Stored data
⁂

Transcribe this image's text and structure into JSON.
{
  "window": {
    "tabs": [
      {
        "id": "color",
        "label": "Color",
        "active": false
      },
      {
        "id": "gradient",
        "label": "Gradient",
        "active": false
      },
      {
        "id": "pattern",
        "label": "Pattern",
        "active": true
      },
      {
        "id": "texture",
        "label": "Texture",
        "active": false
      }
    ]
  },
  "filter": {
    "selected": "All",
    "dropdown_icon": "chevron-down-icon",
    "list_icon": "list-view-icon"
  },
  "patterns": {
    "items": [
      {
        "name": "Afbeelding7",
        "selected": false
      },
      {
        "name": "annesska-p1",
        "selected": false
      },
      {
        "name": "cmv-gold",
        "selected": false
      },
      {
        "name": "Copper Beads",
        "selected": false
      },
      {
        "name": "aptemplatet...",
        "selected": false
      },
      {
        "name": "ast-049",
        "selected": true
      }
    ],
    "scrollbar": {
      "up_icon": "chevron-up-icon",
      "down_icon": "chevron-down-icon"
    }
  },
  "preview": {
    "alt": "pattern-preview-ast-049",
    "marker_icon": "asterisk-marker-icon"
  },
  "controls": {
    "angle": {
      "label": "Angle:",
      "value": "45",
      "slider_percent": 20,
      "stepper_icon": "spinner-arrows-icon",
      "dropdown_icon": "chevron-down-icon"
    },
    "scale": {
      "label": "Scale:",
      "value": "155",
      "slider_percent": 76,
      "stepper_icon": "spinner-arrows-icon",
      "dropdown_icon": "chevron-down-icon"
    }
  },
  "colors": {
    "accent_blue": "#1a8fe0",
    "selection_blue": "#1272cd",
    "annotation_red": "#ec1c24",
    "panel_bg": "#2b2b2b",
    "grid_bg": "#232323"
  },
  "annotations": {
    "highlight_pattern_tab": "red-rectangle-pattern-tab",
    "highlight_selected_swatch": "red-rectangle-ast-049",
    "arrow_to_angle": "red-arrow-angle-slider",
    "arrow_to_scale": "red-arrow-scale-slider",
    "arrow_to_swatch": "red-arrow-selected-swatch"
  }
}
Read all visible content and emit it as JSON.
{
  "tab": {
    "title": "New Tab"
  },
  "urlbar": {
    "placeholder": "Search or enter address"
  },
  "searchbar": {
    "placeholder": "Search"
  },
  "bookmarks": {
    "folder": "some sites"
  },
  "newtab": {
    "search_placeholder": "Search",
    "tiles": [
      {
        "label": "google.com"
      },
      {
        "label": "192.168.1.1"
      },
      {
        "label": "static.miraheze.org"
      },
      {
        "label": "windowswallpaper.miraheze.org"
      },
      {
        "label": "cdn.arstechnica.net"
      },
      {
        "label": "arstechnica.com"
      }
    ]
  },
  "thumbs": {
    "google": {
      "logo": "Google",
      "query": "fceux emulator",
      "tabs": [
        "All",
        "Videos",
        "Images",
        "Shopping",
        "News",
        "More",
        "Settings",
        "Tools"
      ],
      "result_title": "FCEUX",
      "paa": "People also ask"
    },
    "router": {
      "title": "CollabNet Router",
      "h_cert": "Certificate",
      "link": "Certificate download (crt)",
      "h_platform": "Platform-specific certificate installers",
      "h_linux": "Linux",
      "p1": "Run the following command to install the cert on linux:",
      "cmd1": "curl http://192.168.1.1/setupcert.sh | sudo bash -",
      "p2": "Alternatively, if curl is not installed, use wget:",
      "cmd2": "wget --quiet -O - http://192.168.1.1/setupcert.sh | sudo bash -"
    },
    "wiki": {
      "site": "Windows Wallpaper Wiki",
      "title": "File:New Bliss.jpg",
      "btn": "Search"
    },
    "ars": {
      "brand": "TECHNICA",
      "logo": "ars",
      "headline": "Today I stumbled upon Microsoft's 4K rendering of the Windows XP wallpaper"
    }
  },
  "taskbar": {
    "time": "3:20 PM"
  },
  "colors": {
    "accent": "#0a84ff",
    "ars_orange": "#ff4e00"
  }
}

⁂

TASK DIRECTIONS:
Retype every record above exactly as it appears.

RESPONSE TO THIS TASK:
Transcribe this image's text and structure into JSON.
{
  "window": {
    "tabs": [
      {
        "id": "color",
        "label": "Color",
        "active": false
      },
      {
        "id": "gradient",
        "label": "Gradient",
        "active": false
      },
      {
        "id": "pattern",
        "label": "Pattern",
        "active": true
      },
      {
        "id": "texture",
        "label": "Texture",
        "active": false
      }
    ]
  },
  "filter": {
    "selected": "All",
    "dropdown_icon": "chevron-down-icon",
    "list_icon": "list-view-icon"
  },
  "patterns": {
    "items": [
      {
        "name": "Afbeelding7",
        "selected": false
      },
      {
        "name": "annesska-p1",
        "selected": false
      },
      {
        "name": "cmv-gold",
        "selected": false
      },
      {
        "name": "Copper Beads",
        "selected": false
      },
      {
        "name": "aptemplatet...",
        "selected": false
      },
      {
        "name": "ast-049",
        "selected": true
      }
    ],
    "scrollbar": {
      "up_icon": "chevron-up-icon",
      "down_icon": "chevron-down-icon"
    }
  },
  "preview": {
    "alt": "pattern-preview-ast-049",
    "marker_icon": "asterisk-marker-icon"
  },
  "controls": {
    "angle": {
      "label": "Angle:",
      "value": "45",
      "slider_percent": 20,
      "stepper_icon": "spinner-arrows-icon",
      "dropdown_icon": "chevron-down-icon"
    },
    "scale": {
      "label": "Scale:",
      "value": "155",
      "slider_percent": 76,
      "stepper_icon": "spinner-arrows-icon",
      "dropdown_icon": "chevron-down-icon"
    }
  },
  "colors": {
    "accent_blue": "#1a8fe0",
    "selection_blue": "#1272cd",
    "annotation_red": "#ec1c24",
    "panel_bg": "#2b2b2b",
    "grid_bg": "#232323"
  },
  "annotations": {
    "highlight_pattern_tab": "red-rectangle-pattern-tab",
    "highlight_selected_swatch": "red-rectangle-ast-049",
    "arrow_to_angle": "red-arrow-angle-slider",
    "arrow_to_scale": "red-arrow-scale-slider",
    "arrow_to_swatch": "red-arrow-selected-swatch"
  }
}
Read all visible content and emit it as JSON.
{
  "tab": {
    "title": "New Tab"
  },
  "urlbar": {
    "placeholder": "Search or enter address"
  },
  "searchbar": {
    "placeholder": "Search"
  },
  "bookmarks": {
    "folder": "some sites"
  },
  "newtab": {
    "search_placeholder": "Search",
    "tiles": [
      {
        "label": "google.com"
      },
      {
        "label": "192.168.1.1"
      },
      {
        "label": "static.miraheze.org"
      },
      {
        "label": "windowswallpaper.miraheze.org"
      },
      {
        "label": "cdn.arstechnica.net"
      },
      {
        "label": "arstechnica.com"
      }
    ]
  },
  "thumbs": {
    "google": {
      "logo": "Google",
      "query": "fceux emulator",
      "tabs": [
        "All",
        "Videos",
        "Images",
        "Shopping",
        "News",
        "More",
        "Settings",
        "Tools"
      ],
      "result_title": "FCEUX",
      "paa": "People also ask"
    },
    "router": {
      "title": "CollabNet Router",
      "h_cert": "Certificate",
      "link": "Certificate download (crt)",
      "h_platform": "Platform-specific certificate installers",
      "h_linux": "Linux",
      "p1": "Run the following command to install the cert on linux:",
      "cmd1": "curl http://192.168.1.1/setupcert.sh | sudo bash -",
      "p2": "Alternatively, if curl is not installed, use wget:",
      "cmd2": "wget --quiet -O - http://192.168.1.1/setupcert.sh | sudo bash -"
    },
    "wiki": {
      "site": "Windows Wallpaper Wiki",
      "title": "File:New Bliss.jpg",
      "btn": "Search"
    },
    "ars": {
      "brand": "TECHNICA",
      "logo": "ars",
      "headline": "Today I stumbled upon Microsoft's 4K rendering of the Windows XP wallpaper"
    }
  },
  "taskbar": {
    "time": "3:20 PM"
  },
  "colors": {
    "accent": "#0a84ff",
    "ars_orange": "#ff4e00"
  }
}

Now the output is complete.